Job: Every line of the material is to be quoted verbatim, minus the pictures.

┌─ Records shown

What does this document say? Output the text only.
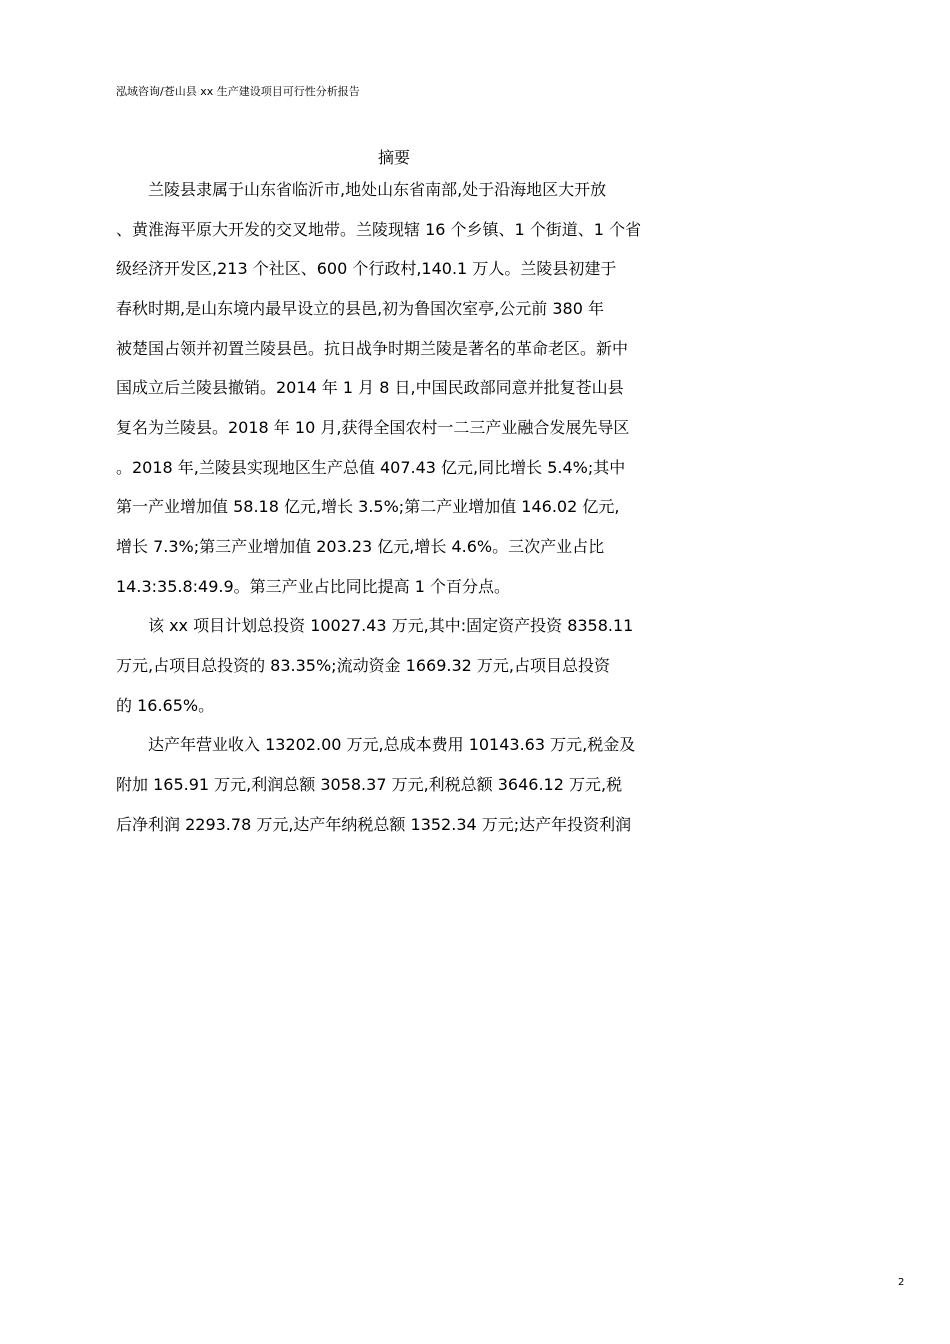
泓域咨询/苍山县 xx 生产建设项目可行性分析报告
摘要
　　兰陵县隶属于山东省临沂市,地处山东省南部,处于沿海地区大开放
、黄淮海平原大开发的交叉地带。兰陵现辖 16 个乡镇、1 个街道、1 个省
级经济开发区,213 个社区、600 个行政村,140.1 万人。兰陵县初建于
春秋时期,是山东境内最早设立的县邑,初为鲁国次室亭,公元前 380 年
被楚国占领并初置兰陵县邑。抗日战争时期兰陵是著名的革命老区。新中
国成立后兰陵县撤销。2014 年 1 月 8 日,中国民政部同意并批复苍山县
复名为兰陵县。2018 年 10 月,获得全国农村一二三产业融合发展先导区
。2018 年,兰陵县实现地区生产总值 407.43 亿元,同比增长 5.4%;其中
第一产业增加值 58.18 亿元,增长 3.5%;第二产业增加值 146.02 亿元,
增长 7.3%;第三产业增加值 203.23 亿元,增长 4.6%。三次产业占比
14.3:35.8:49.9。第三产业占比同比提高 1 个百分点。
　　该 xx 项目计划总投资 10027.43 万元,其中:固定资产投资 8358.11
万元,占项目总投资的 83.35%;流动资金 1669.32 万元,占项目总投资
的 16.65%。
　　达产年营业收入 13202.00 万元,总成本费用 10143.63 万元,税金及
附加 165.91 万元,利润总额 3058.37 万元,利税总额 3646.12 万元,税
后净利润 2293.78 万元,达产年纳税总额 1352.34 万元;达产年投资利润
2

└─

Response:
What does this document say? Output the text only.
泓域咨询/苍山县 xx 生产建设项目可行性分析报告
摘要
　　兰陵县隶属于山东省临沂市,地处山东省南部,处于沿海地区大开放
、黄淮海平原大开发的交叉地带。兰陵现辖 16 个乡镇、1 个街道、1 个省
级经济开发区,213 个社区、600 个行政村,140.1 万人。兰陵县初建于
春秋时期,是山东境内最早设立的县邑,初为鲁国次室亭,公元前 380 年
被楚国占领并初置兰陵县邑。抗日战争时期兰陵是著名的革命老区。新中
国成立后兰陵县撤销。2014 年 1 月 8 日,中国民政部同意并批复苍山县
复名为兰陵县。2018 年 10 月,获得全国农村一二三产业融合发展先导区
。2018 年,兰陵县实现地区生产总值 407.43 亿元,同比增长 5.4%;其中
第一产业增加值 58.18 亿元,增长 3.5%;第二产业增加值 146.02 亿元,
增长 7.3%;第三产业增加值 203.23 亿元,增长 4.6%。三次产业占比
14.3:35.8:49.9。第三产业占比同比提高 1 个百分点。
　　该 xx 项目计划总投资 10027.43 万元,其中:固定资产投资 8358.11
万元,占项目总投资的 83.35%;流动资金 1669.32 万元,占项目总投资
的 16.65%。
　　达产年营业收入 13202.00 万元,总成本费用 10143.63 万元,税金及
附加 165.91 万元,利润总额 3058.37 万元,利税总额 3646.12 万元,税
后净利润 2293.78 万元,达产年纳税总额 1352.34 万元;达产年投资利润
2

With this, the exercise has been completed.